• DO THIS
Transcribe the data in full and exactly, omitting any pictures.

• MATERIALS PROVIDED
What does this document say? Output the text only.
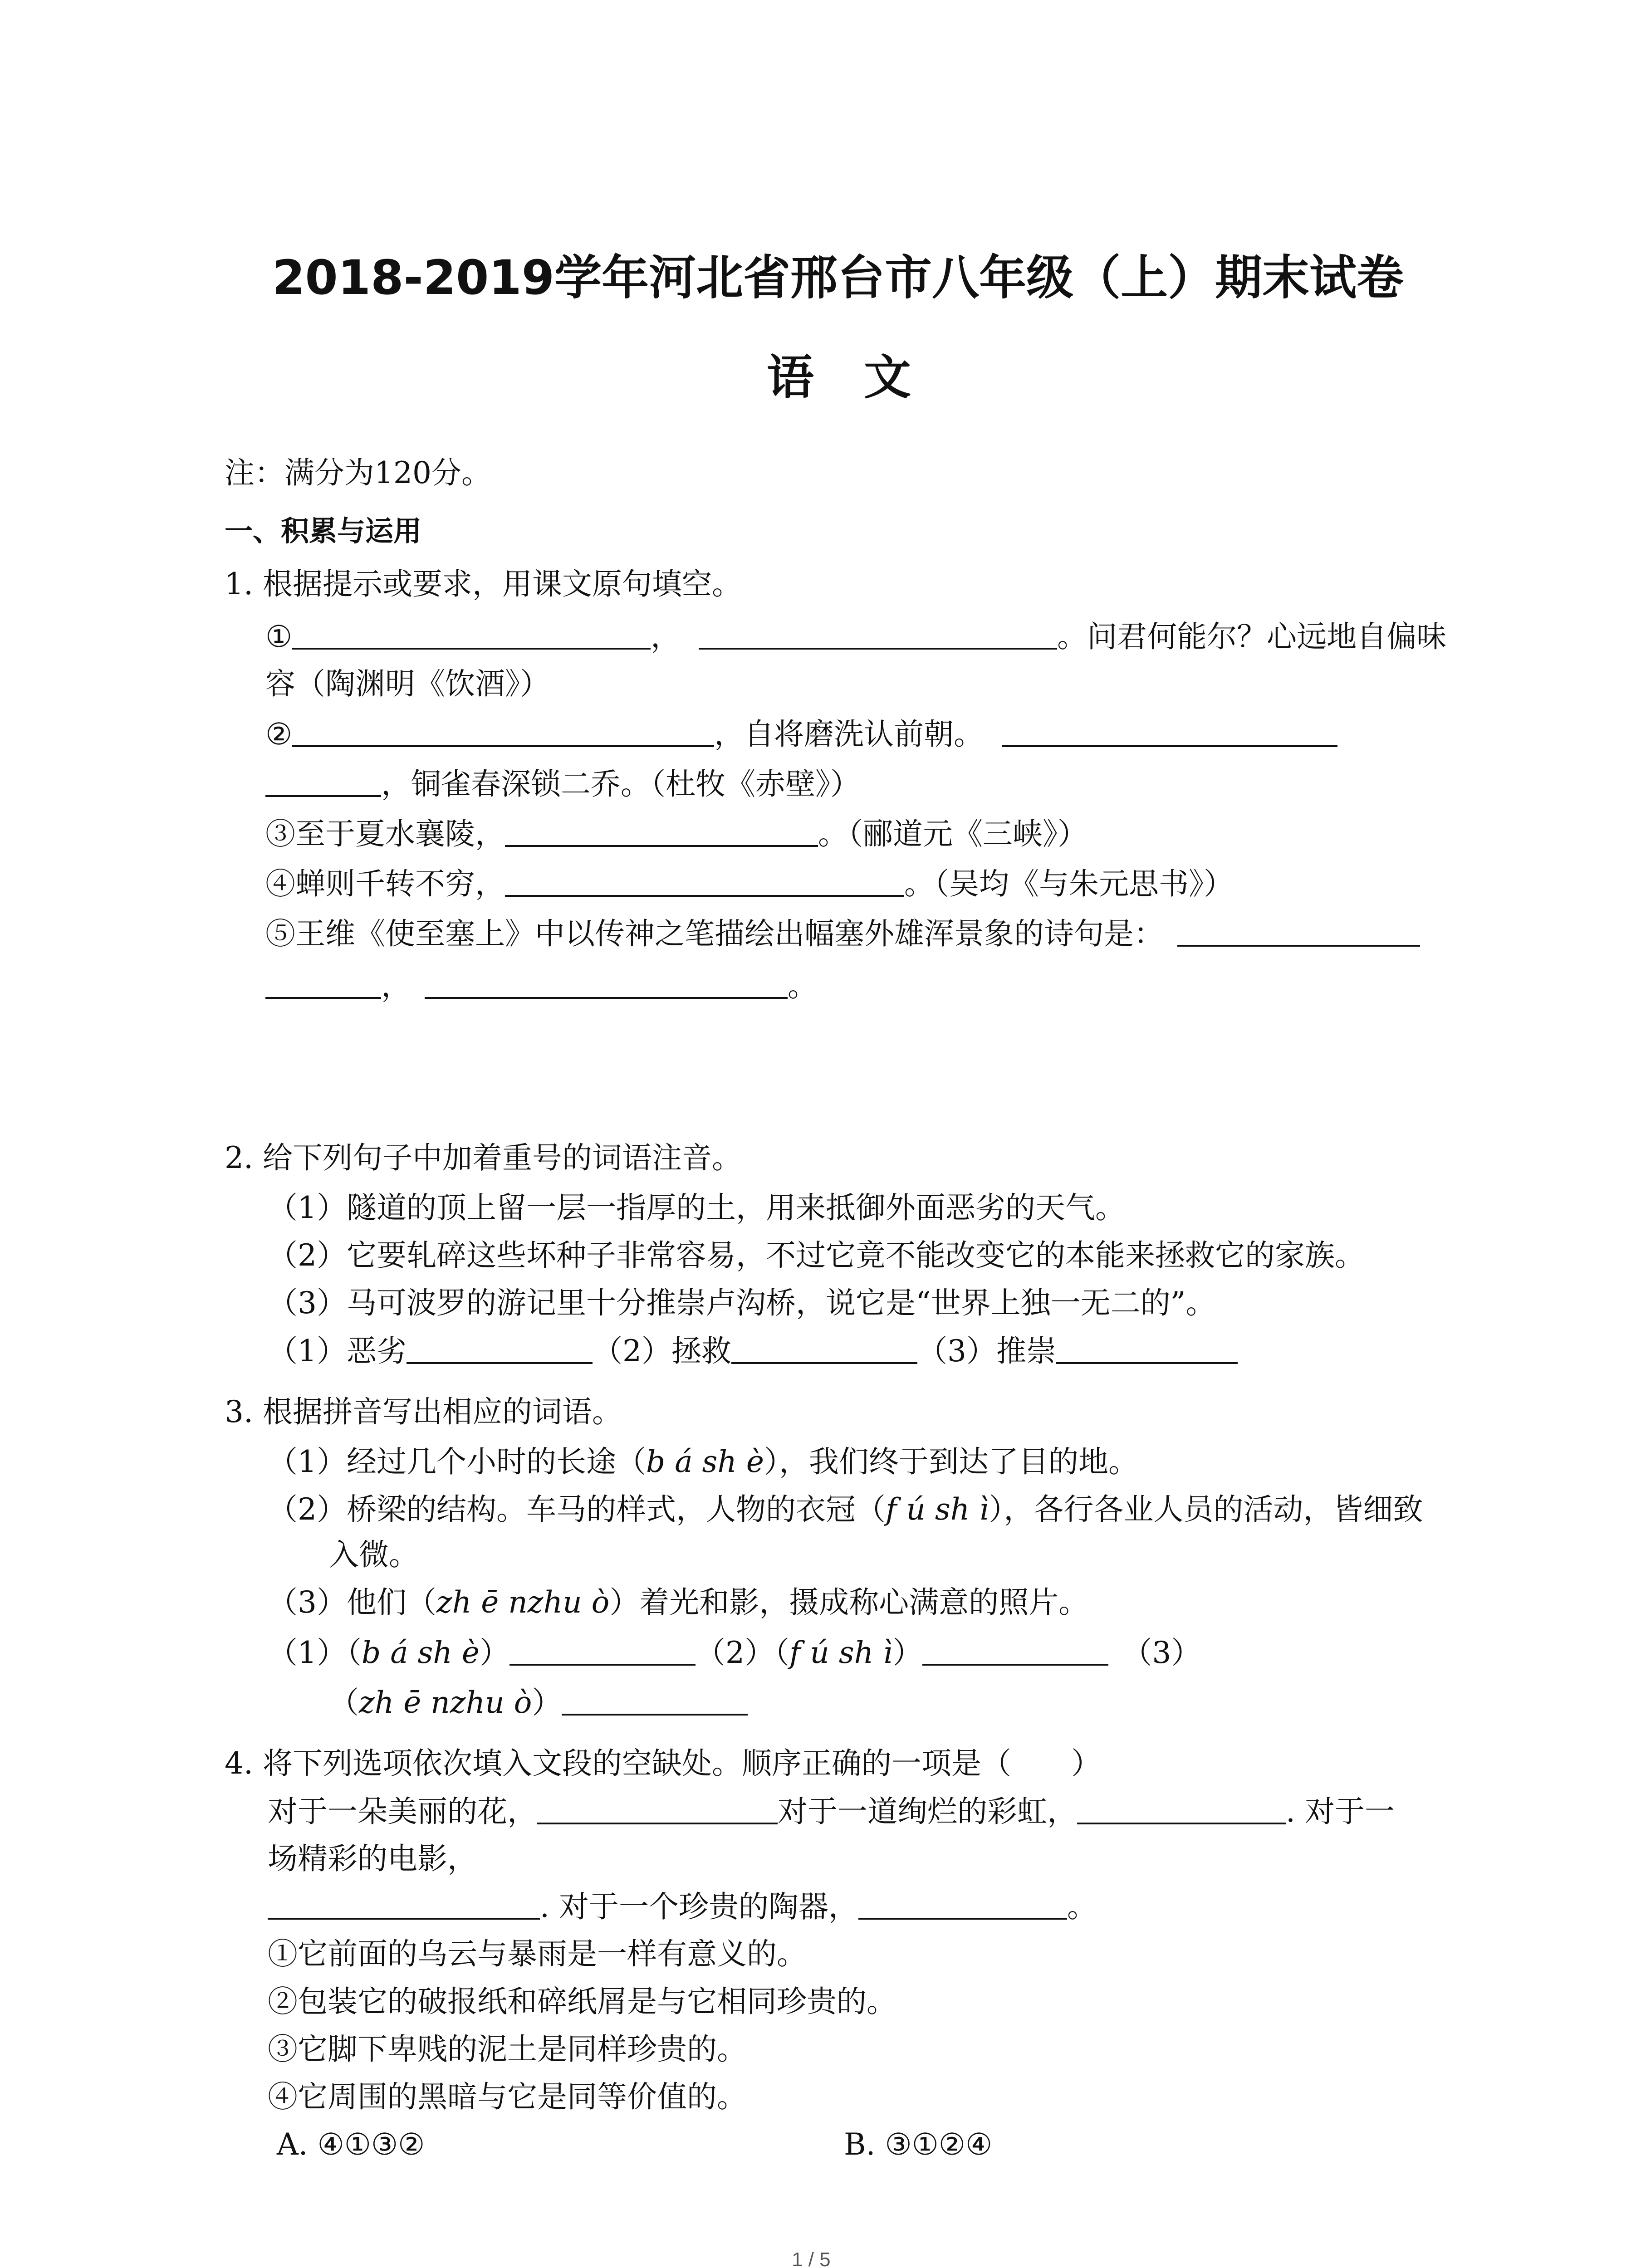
2018-2019学年河北省邢台市八年级（上）期末试卷
语文
注：满分为120分。
一、积累与运用
1. 根据提示或要求，用课文原句填空。
①	，	。问君何能尔？心远地自偏味
容（陶渊明《饮酒》）
②	，自将磨洗认前朝。
，铜雀春深锁二乔。（杜牧《赤壁》）
③至于夏水襄陵，	。（郦道元《三峡》）
④蝉则千转不穷，	。（吴均《与朱元思书》）
⑤王维《使至塞上》中以传神之笔描绘出幅塞外雄浑景象的诗句是：
，	。
2. 给下列句子中加着重号的词语注音。
（1）隧道的顶上留一层一指厚的土，用来抵御外面恶劣的天气。
（2）它要轧碎这些坏种子非常容易，不过它竟不能改变它的本能来拯救它的家族。
（3）马可波罗的游记里十分推崇卢沟桥，说它是“世界上独一无二的”。
（1）恶劣	（2）拯救	（3）推崇
3. 根据拼音写出相应的词语。
（1）经过几个小时的长途（b á sh è），我们终于到达了目的地。
（2）桥梁的结构。车马的样式，人物的衣冠（f ú sh ì），各行各业人员的活动，皆细致
入微。
（3）他们（zh ē nzhu ò）着光和影，摄成称心满意的照片。
（1）（b á sh è）	（2）（f ú sh ì）	（3）
（zh ē nzhu ò）
4. 将下列选项依次填入文段的空缺处。顺序正确的一项是（　　）
对于一朵美丽的花，	对于一道绚烂的彩虹，	. 对于一
场精彩的电影，
. 对于一个珍贵的陶器，	。
①它前面的乌云与暴雨是一样有意义的。
②包装它的破报纸和碎纸屑是与它相同珍贵的。
③它脚下卑贱的泥土是同样珍贵的。
④它周围的黑暗与它是同等价值的。
A. ④①③②	B. ③①②④
1 / 5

• RESPONSE
What does this document say? Output the text only.
2018-2019学年河北省邢台市八年级（上）期末试卷
语文
注：满分为120分。
一、积累与运用
1. 根据提示或要求，用课文原句填空。
①	，	。问君何能尔？心远地自偏味
容（陶渊明《饮酒》）
②	，自将磨洗认前朝。
，铜雀春深锁二乔。（杜牧《赤壁》）
③至于夏水襄陵，	。（郦道元《三峡》）
④蝉则千转不穷，	。（吴均《与朱元思书》）
⑤王维《使至塞上》中以传神之笔描绘出幅塞外雄浑景象的诗句是：
，	。
2. 给下列句子中加着重号的词语注音。
（1）隧道的顶上留一层一指厚的土，用来抵御外面恶劣的天气。
（2）它要轧碎这些坏种子非常容易，不过它竟不能改变它的本能来拯救它的家族。
（3）马可波罗的游记里十分推崇卢沟桥，说它是“世界上独一无二的”。
（1）恶劣	（2）拯救	（3）推崇
3. 根据拼音写出相应的词语。
（1）经过几个小时的长途（b á sh è），我们终于到达了目的地。
（2）桥梁的结构。车马的样式，人物的衣冠（f ú sh ì），各行各业人员的活动，皆细致
入微。
（3）他们（zh ē nzhu ò）着光和影，摄成称心满意的照片。
（1）（b á sh è）	（2）（f ú sh ì）	（3）
（zh ē nzhu ò）
4. 将下列选项依次填入文段的空缺处。顺序正确的一项是（　　）
对于一朵美丽的花，	对于一道绚烂的彩虹，	. 对于一
场精彩的电影，
. 对于一个珍贵的陶器，	。
①它前面的乌云与暴雨是一样有意义的。
②包装它的破报纸和碎纸屑是与它相同珍贵的。
③它脚下卑贱的泥土是同样珍贵的。
④它周围的黑暗与它是同等价值的。
A. ④①③②	B. ③①②④
1 / 5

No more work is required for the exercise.